- [Exercise goal]
Repeat each line of the material exactly.

— Begin Exercise material —

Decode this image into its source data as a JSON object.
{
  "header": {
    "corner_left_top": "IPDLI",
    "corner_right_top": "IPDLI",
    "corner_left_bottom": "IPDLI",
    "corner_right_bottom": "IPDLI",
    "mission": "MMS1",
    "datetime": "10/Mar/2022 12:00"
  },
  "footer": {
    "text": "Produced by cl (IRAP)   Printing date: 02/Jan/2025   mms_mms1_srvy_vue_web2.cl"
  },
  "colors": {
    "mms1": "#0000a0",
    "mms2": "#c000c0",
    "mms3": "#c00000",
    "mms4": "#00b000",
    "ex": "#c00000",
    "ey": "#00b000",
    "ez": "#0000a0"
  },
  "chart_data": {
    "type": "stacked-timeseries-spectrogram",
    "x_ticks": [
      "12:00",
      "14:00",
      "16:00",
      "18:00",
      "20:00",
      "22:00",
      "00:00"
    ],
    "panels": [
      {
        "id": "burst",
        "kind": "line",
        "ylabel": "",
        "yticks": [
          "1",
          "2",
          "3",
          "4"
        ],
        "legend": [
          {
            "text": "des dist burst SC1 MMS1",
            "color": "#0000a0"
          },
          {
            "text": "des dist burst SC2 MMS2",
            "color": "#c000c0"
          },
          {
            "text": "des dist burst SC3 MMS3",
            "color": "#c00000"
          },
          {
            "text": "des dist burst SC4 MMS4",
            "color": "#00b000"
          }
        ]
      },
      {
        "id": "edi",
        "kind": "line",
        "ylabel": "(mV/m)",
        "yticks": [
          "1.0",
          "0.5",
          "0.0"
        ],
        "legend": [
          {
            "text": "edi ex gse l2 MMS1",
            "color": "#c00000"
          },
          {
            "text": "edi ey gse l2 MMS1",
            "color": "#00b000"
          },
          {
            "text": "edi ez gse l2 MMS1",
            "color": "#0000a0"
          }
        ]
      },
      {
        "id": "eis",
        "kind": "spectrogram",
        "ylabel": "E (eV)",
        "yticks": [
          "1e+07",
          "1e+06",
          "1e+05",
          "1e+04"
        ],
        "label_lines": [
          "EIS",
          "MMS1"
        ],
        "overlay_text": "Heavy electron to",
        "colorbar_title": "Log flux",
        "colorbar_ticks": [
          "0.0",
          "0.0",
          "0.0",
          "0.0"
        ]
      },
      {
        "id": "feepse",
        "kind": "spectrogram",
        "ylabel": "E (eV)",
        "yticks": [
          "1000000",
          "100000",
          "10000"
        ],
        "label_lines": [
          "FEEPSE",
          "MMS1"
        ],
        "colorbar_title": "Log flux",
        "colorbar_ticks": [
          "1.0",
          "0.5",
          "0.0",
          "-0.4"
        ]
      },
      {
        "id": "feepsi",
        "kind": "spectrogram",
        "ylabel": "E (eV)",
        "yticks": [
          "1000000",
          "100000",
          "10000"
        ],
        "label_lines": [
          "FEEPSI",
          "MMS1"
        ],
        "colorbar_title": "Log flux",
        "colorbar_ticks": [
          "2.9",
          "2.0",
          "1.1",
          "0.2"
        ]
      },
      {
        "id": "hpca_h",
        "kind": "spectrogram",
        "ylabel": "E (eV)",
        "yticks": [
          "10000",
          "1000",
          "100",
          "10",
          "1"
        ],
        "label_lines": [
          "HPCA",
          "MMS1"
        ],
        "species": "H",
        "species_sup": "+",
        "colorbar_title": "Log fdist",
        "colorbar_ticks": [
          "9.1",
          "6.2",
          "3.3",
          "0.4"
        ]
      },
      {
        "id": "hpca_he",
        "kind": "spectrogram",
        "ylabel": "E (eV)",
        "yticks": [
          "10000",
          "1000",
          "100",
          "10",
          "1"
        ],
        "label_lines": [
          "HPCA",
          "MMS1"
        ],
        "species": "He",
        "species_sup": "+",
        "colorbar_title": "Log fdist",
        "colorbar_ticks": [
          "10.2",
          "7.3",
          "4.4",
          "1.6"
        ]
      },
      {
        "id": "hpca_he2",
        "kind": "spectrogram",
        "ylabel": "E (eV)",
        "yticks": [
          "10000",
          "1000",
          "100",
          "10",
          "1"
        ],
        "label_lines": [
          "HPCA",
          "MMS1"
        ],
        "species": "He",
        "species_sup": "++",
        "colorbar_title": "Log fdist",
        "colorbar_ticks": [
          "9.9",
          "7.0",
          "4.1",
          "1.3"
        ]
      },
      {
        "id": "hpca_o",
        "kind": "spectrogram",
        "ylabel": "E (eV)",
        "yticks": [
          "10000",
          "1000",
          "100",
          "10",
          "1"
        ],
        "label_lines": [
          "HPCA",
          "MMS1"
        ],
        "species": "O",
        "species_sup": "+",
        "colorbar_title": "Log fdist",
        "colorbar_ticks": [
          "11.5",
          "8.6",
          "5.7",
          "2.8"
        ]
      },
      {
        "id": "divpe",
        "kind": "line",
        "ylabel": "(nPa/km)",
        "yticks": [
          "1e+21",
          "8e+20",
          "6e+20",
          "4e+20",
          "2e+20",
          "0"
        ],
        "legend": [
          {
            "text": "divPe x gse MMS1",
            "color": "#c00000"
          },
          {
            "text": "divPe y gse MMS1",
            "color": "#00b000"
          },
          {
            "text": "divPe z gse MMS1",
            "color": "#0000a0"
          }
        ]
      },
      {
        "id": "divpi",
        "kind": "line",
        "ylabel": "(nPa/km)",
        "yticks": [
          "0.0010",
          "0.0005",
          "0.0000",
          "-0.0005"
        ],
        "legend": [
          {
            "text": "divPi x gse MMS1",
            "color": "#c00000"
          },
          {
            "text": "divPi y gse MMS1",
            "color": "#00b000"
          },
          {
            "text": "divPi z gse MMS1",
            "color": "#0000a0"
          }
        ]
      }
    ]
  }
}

— End Exercise material —

- [Response to the exercise]
Decode this image into its source data as a JSON object.
{
  "header": {
    "corner_left_top": "IPDLI",
    "corner_right_top": "IPDLI",
    "corner_left_bottom": "IPDLI",
    "corner_right_bottom": "IPDLI",
    "mission": "MMS1",
    "datetime": "10/Mar/2022 12:00"
  },
  "footer": {
    "text": "Produced by cl (IRAP)   Printing date: 02/Jan/2025   mms_mms1_srvy_vue_web2.cl"
  },
  "colors": {
    "mms1": "#0000a0",
    "mms2": "#c000c0",
    "mms3": "#c00000",
    "mms4": "#00b000",
    "ex": "#c00000",
    "ey": "#00b000",
    "ez": "#0000a0"
  },
  "chart_data": {
    "type": "stacked-timeseries-spectrogram",
    "x_ticks": [
      "12:00",
      "14:00",
      "16:00",
      "18:00",
      "20:00",
      "22:00",
      "00:00"
    ],
    "panels": [
      {
        "id": "burst",
        "kind": "line",
        "ylabel": "",
        "yticks": [
          "1",
          "2",
          "3",
          "4"
        ],
        "legend": [
          {
            "text": "des dist burst SC1 MMS1",
            "color": "#0000a0"
          },
          {
            "text": "des dist burst SC2 MMS2",
            "color": "#c000c0"
          },
          {
            "text": "des dist burst SC3 MMS3",
            "color": "#c00000"
          },
          {
            "text": "des dist burst SC4 MMS4",
            "color": "#00b000"
          }
        ]
      },
      {
        "id": "edi",
        "kind": "line",
        "ylabel": "(mV/m)",
        "yticks": [
          "1.0",
          "0.5",
          "0.0"
        ],
        "legend": [
          {
            "text": "edi ex gse l2 MMS1",
            "color": "#c00000"
          },
          {
            "text": "edi ey gse l2 MMS1",
            "color": "#00b000"
          },
          {
            "text": "edi ez gse l2 MMS1",
            "color": "#0000a0"
          }
        ]
      },
      {
        "id": "eis",
        "kind": "spectrogram",
        "ylabel": "E (eV)",
        "yticks": [
          "1e+07",
          "1e+06",
          "1e+05",
          "1e+04"
        ],
        "label_lines": [
          "EIS",
          "MMS1"
        ],
        "overlay_text": "Heavy electron to",
        "colorbar_title": "Log flux",
        "colorbar_ticks": [
          "0.0",
          "0.0",
          "0.0",
          "0.0"
        ]
      },
      {
        "id": "feepse",
        "kind": "spectrogram",
        "ylabel": "E (eV)",
        "yticks": [
          "1000000",
          "100000",
          "10000"
        ],
        "label_lines": [
          "FEEPSE",
          "MMS1"
        ],
        "colorbar_title": "Log flux",
        "colorbar_ticks": [
          "1.0",
          "0.5",
          "0.0",
          "-0.4"
        ]
      },
      {
        "id": "feepsi",
        "kind": "spectrogram",
        "ylabel": "E (eV)",
        "yticks": [
          "1000000",
          "100000",
          "10000"
        ],
        "label_lines": [
          "FEEPSI",
          "MMS1"
        ],
        "colorbar_title": "Log flux",
        "colorbar_ticks": [
          "2.9",
          "2.0",
          "1.1",
          "0.2"
        ]
      },
      {
        "id": "hpca_h",
        "kind": "spectrogram",
        "ylabel": "E (eV)",
        "yticks": [
          "10000",
          "1000",
          "100",
          "10",
          "1"
        ],
        "label_lines": [
          "HPCA",
          "MMS1"
        ],
        "species": "H",
        "species_sup": "+",
        "colorbar_title": "Log fdist",
        "colorbar_ticks": [
          "9.1",
          "6.2",
          "3.3",
          "0.4"
        ]
      },
      {
        "id": "hpca_he",
        "kind": "spectrogram",
        "ylabel": "E (eV)",
        "yticks": [
          "10000",
          "1000",
          "100",
          "10",
          "1"
        ],
        "label_lines": [
          "HPCA",
          "MMS1"
        ],
        "species": "He",
        "species_sup": "+",
        "colorbar_title": "Log fdist",
        "colorbar_ticks": [
          "10.2",
          "7.3",
          "4.4",
          "1.6"
        ]
      },
      {
        "id": "hpca_he2",
        "kind": "spectrogram",
        "ylabel": "E (eV)",
        "yticks": [
          "10000",
          "1000",
          "100",
          "10",
          "1"
        ],
        "label_lines": [
          "HPCA",
          "MMS1"
        ],
        "species": "He",
        "species_sup": "++",
        "colorbar_title": "Log fdist",
        "colorbar_ticks": [
          "9.9",
          "7.0",
          "4.1",
          "1.3"
        ]
      },
      {
        "id": "hpca_o",
        "kind": "spectrogram",
        "ylabel": "E (eV)",
        "yticks": [
          "10000",
          "1000",
          "100",
          "10",
          "1"
        ],
        "label_lines": [
          "HPCA",
          "MMS1"
        ],
        "species": "O",
        "species_sup": "+",
        "colorbar_title": "Log fdist",
        "colorbar_ticks": [
          "11.5",
          "8.6",
          "5.7",
          "2.8"
        ]
      },
      {
        "id": "divpe",
        "kind": "line",
        "ylabel": "(nPa/km)",
        "yticks": [
          "1e+21",
          "8e+20",
          "6e+20",
          "4e+20",
          "2e+20",
          "0"
        ],
        "legend": [
          {
            "text": "divPe x gse MMS1",
            "color": "#c00000"
          },
          {
            "text": "divPe y gse MMS1",
            "color": "#00b000"
          },
          {
            "text": "divPe z gse MMS1",
            "color": "#0000a0"
          }
        ]
      },
      {
        "id": "divpi",
        "kind": "line",
        "ylabel": "(nPa/km)",
        "yticks": [
          "0.0010",
          "0.0005",
          "0.0000",
          "-0.0005"
        ],
        "legend": [
          {
            "text": "divPi x gse MMS1",
            "color": "#c00000"
          },
          {
            "text": "divPi y gse MMS1",
            "color": "#00b000"
          },
          {
            "text": "divPi z gse MMS1",
            "color": "#0000a0"
          }
        ]
      }
    ]
  }
}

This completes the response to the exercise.